→ **PROBLEM STATEMENT**
Return the material below in full and exactly.

'''

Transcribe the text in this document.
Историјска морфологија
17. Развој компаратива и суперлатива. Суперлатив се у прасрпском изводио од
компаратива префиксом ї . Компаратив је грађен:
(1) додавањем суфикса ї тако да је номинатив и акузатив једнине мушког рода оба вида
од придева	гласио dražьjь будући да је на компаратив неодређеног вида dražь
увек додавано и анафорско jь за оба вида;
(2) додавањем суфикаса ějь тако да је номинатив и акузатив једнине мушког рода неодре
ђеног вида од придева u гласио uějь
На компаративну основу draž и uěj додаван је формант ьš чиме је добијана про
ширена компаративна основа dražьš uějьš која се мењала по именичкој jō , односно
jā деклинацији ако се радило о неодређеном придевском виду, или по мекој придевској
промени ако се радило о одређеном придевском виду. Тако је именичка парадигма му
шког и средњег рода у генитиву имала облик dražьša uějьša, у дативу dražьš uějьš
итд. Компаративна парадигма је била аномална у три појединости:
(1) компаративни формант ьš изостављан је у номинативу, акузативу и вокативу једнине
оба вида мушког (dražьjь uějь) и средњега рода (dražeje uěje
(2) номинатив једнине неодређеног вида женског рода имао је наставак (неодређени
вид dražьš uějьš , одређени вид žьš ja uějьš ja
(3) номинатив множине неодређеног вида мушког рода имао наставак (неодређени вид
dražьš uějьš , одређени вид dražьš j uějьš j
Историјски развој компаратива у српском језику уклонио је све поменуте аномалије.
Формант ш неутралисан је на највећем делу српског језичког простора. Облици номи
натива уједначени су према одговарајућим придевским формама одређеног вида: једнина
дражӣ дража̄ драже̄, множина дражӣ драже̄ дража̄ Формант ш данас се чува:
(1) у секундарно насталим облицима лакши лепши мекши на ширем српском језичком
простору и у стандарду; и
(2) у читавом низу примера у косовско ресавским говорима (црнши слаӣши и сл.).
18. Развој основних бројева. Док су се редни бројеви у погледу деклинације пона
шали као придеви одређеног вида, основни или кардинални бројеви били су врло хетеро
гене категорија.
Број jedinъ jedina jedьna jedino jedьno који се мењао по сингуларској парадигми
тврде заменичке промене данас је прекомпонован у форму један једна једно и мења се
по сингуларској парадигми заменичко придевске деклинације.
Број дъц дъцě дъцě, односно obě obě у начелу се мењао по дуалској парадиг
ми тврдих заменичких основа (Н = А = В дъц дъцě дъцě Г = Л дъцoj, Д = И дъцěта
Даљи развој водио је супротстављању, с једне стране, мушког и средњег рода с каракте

'''

→ **REPLY**
Transcribe the text in this document.
Историјска морфологија
17. Развој компаратива и суперлатива. Суперлатив се у прасрпском изводио од
компаратива префиксом ї . Компаратив је грађен:
(1) додавањем суфикса ї тако да је номинатив и акузатив једнине мушког рода оба вида
од придева	гласио dražьjь будући да је на компаратив неодређеног вида dražь
увек додавано и анафорско jь за оба вида;
(2) додавањем суфикаса ějь тако да је номинатив и акузатив једнине мушког рода неодре
ђеног вида од придева u гласио uějь
На компаративну основу draž и uěj додаван је формант ьš чиме је добијана про
ширена компаративна основа dražьš uějьš која се мењала по именичкој jō , односно
jā деклинацији ако се радило о неодређеном придевском виду, или по мекој придевској
промени ако се радило о одређеном придевском виду. Тако је именичка парадигма му
шког и средњег рода у генитиву имала облик dražьša uějьša, у дативу dražьš uějьš
итд. Компаративна парадигма је била аномална у три појединости:
(1) компаративни формант ьš изостављан је у номинативу, акузативу и вокативу једнине
оба вида мушког (dražьjь uějь) и средњега рода (dražeje uěje
(2) номинатив једнине неодређеног вида женског рода имао је наставак (неодређени
вид dražьš uějьš , одређени вид žьš ja uějьš ja
(3) номинатив множине неодређеног вида мушког рода имао наставак (неодређени вид
dražьš uějьš , одређени вид dražьš j uějьš j
Историјски развој компаратива у српском језику уклонио је све поменуте аномалије.
Формант ш неутралисан је на највећем делу српског језичког простора. Облици номи
натива уједначени су према одговарајућим придевским формама одређеног вида: једнина
дражӣ дража̄ драже̄, множина дражӣ драже̄ дража̄ Формант ш данас се чува:
(1) у секундарно насталим облицима лакши лепши мекши на ширем српском језичком
простору и у стандарду; и
(2) у читавом низу примера у косовско ресавским говорима (црнши слаӣши и сл.).
18. Развој основних бројева. Док су се редни бројеви у погледу деклинације пона
шали као придеви одређеног вида, основни или кардинални бројеви били су врло хетеро
гене категорија.
Број jedinъ jedina jedьna jedino jedьno који се мењао по сингуларској парадигми
тврде заменичке промене данас је прекомпонован у форму један једна једно и мења се
по сингуларској парадигми заменичко придевске деклинације.
Број дъц дъцě дъцě, односно obě obě у начелу се мењао по дуалској парадиг
ми тврдих заменичких основа (Н = А = В дъц дъцě дъцě Г = Л дъцoj, Д = И дъцěта
Даљи развој водио је супротстављању, с једне стране, мушког и средњег рода с каракте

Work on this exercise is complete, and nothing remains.